Prompt:
Write out every record below exactly as it appears.
* START Input *
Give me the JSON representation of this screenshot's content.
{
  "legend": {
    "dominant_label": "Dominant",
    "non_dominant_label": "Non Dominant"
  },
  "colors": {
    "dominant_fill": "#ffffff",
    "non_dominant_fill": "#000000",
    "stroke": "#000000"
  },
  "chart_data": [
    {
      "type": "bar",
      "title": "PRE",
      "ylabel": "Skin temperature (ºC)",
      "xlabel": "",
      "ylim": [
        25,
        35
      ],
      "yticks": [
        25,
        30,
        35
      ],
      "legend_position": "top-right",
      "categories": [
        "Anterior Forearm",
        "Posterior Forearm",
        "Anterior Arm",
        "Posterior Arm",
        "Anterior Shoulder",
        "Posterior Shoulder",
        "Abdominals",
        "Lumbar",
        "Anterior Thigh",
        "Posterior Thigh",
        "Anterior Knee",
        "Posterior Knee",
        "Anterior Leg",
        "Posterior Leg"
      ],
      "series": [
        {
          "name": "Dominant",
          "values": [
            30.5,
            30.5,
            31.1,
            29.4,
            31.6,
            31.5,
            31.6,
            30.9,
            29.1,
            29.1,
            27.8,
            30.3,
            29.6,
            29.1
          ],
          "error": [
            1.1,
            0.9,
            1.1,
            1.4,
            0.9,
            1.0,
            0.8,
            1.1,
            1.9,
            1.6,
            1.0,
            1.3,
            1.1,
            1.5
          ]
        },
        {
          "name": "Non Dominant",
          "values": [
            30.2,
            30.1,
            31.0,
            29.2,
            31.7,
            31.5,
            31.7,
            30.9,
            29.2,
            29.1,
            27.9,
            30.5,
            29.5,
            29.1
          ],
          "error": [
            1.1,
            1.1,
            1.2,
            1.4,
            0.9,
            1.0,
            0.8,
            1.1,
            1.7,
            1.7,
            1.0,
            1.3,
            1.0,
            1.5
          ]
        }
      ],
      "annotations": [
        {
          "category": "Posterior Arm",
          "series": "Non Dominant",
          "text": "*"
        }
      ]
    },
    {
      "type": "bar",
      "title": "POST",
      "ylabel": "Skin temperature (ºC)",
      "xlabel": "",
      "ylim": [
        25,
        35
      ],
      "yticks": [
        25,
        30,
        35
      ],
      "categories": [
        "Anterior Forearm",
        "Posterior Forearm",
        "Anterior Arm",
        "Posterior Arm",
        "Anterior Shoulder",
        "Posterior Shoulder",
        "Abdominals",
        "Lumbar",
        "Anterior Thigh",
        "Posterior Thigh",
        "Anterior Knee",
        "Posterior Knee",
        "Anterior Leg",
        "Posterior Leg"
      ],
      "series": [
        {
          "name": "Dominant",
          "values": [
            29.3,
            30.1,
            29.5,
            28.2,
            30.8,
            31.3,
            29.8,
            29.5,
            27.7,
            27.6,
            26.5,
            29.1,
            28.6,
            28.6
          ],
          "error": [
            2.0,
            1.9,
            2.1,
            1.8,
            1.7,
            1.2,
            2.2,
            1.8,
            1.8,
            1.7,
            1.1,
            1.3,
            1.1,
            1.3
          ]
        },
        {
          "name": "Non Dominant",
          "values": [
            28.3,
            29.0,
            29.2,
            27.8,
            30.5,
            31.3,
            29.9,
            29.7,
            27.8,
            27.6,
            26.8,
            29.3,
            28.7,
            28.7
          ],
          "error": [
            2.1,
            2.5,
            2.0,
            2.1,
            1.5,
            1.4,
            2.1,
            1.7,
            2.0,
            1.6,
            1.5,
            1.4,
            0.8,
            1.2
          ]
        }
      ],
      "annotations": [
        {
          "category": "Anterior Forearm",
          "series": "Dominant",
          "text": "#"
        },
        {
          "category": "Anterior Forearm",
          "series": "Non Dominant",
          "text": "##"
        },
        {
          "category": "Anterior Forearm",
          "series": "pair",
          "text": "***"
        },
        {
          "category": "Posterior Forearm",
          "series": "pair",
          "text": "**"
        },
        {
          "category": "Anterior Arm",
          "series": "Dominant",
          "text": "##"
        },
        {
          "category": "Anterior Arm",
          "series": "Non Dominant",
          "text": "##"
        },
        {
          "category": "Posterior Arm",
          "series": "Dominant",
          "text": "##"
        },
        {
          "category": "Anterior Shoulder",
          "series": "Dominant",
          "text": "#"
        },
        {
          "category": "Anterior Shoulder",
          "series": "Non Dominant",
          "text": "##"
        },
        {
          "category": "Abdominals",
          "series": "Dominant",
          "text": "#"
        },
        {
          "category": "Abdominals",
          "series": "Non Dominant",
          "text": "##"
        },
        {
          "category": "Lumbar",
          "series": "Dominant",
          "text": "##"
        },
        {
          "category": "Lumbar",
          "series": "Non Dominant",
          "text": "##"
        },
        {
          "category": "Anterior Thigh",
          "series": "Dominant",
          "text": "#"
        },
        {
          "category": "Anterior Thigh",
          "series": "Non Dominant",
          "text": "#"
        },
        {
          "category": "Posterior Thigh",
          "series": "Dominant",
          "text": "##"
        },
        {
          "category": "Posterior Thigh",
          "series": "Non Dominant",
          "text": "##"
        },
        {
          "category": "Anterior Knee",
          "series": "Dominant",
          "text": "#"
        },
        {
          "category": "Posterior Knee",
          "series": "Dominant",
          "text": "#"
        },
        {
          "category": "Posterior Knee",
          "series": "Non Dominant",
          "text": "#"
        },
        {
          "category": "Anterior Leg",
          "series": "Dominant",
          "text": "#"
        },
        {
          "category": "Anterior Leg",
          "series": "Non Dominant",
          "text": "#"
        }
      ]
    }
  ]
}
* END Input *
Right answer:
Give me the JSON representation of this screenshot's content.
{
  "legend": {
    "dominant_label": "Dominant",
    "non_dominant_label": "Non Dominant"
  },
  "colors": {
    "dominant_fill": "#ffffff",
    "non_dominant_fill": "#000000",
    "stroke": "#000000"
  },
  "chart_data": [
    {
      "type": "bar",
      "title": "PRE",
      "ylabel": "Skin temperature (ºC)",
      "xlabel": "",
      "ylim": [
        25,
        35
      ],
      "yticks": [
        25,
        30,
        35
      ],
      "legend_position": "top-right",
      "categories": [
        "Anterior Forearm",
        "Posterior Forearm",
        "Anterior Arm",
        "Posterior Arm",
        "Anterior Shoulder",
        "Posterior Shoulder",
        "Abdominals",
        "Lumbar",
        "Anterior Thigh",
        "Posterior Thigh",
        "Anterior Knee",
        "Posterior Knee",
        "Anterior Leg",
        "Posterior Leg"
      ],
      "series": [
        {
          "name": "Dominant",
          "values": [
            30.5,
            30.5,
            31.1,
            29.4,
            31.6,
            31.5,
            31.6,
            30.9,
            29.1,
            29.1,
            27.8,
            30.3,
            29.6,
            29.1
          ],
          "error": [
            1.1,
            0.9,
            1.1,
            1.4,
            0.9,
            1.0,
            0.8,
            1.1,
            1.9,
            1.6,
            1.0,
            1.3,
            1.1,
            1.5
          ]
        },
        {
          "name": "Non Dominant",
          "values": [
            30.2,
            30.1,
            31.0,
            29.2,
            31.7,
            31.5,
            31.7,
            30.9,
            29.2,
            29.1,
            27.9,
            30.5,
            29.5,
            29.1
          ],
          "error": [
            1.1,
            1.1,
            1.2,
            1.4,
            0.9,
            1.0,
            0.8,
            1.1,
            1.7,
            1.7,
            1.0,
            1.3,
            1.0,
            1.5
          ]
        }
      ],
      "annotations": [
        {
          "category": "Posterior Arm",
          "series": "Non Dominant",
          "text": "*"
        }
      ]
    },
    {
      "type": "bar",
      "title": "POST",
      "ylabel": "Skin temperature (ºC)",
      "xlabel": "",
      "ylim": [
        25,
        35
      ],
      "yticks": [
        25,
        30,
        35
      ],
      "categories": [
        "Anterior Forearm",
        "Posterior Forearm",
        "Anterior Arm",
        "Posterior Arm",
        "Anterior Shoulder",
        "Posterior Shoulder",
        "Abdominals",
        "Lumbar",
        "Anterior Thigh",
        "Posterior Thigh",
        "Anterior Knee",
        "Posterior Knee",
        "Anterior Leg",
        "Posterior Leg"
      ],
      "series": [
        {
          "name": "Dominant",
          "values": [
            29.3,
            30.1,
            29.5,
            28.2,
            30.8,
            31.3,
            29.8,
            29.5,
            27.7,
            27.6,
            26.5,
            29.1,
            28.6,
            28.6
          ],
          "error": [
            2.0,
            1.9,
            2.1,
            1.8,
            1.7,
            1.2,
            2.2,
            1.8,
            1.8,
            1.7,
            1.1,
            1.3,
            1.1,
            1.3
          ]
        },
        {
          "name": "Non Dominant",
          "values": [
            28.3,
            29.0,
            29.2,
            27.8,
            30.5,
            31.3,
            29.9,
            29.7,
            27.8,
            27.6,
            26.8,
            29.3,
            28.7,
            28.7
          ],
          "error": [
            2.1,
            2.5,
            2.0,
            2.1,
            1.5,
            1.4,
            2.1,
            1.7,
            2.0,
            1.6,
            1.5,
            1.4,
            0.8,
            1.2
          ]
        }
      ],
      "annotations": [
        {
          "category": "Anterior Forearm",
          "series": "Dominant",
          "text": "#"
        },
        {
          "category": "Anterior Forearm",
          "series": "Non Dominant",
          "text": "##"
        },
        {
          "category": "Anterior Forearm",
          "series": "pair",
          "text": "***"
        },
        {
          "category": "Posterior Forearm",
          "series": "pair",
          "text": "**"
        },
        {
          "category": "Anterior Arm",
          "series": "Dominant",
          "text": "##"
        },
        {
          "category": "Anterior Arm",
          "series": "Non Dominant",
          "text": "##"
        },
        {
          "category": "Posterior Arm",
          "series": "Dominant",
          "text": "##"
        },
        {
          "category": "Anterior Shoulder",
          "series": "Dominant",
          "text": "#"
        },
        {
          "category": "Anterior Shoulder",
          "series": "Non Dominant",
          "text": "##"
        },
        {
          "category": "Abdominals",
          "series": "Dominant",
          "text": "#"
        },
        {
          "category": "Abdominals",
          "series": "Non Dominant",
          "text": "##"
        },
        {
          "category": "Lumbar",
          "series": "Dominant",
          "text": "##"
        },
        {
          "category": "Lumbar",
          "series": "Non Dominant",
          "text": "##"
        },
        {
          "category": "Anterior Thigh",
          "series": "Dominant",
          "text": "#"
        },
        {
          "category": "Anterior Thigh",
          "series": "Non Dominant",
          "text": "#"
        },
        {
          "category": "Posterior Thigh",
          "series": "Dominant",
          "text": "##"
        },
        {
          "category": "Posterior Thigh",
          "series": "Non Dominant",
          "text": "##"
        },
        {
          "category": "Anterior Knee",
          "series": "Dominant",
          "text": "#"
        },
        {
          "category": "Posterior Knee",
          "series": "Dominant",
          "text": "#"
        },
        {
          "category": "Posterior Knee",
          "series": "Non Dominant",
          "text": "#"
        },
        {
          "category": "Anterior Leg",
          "series": "Dominant",
          "text": "#"
        },
        {
          "category": "Anterior Leg",
          "series": "Non Dominant",
          "text": "#"
        }
      ]
    }
  ]
}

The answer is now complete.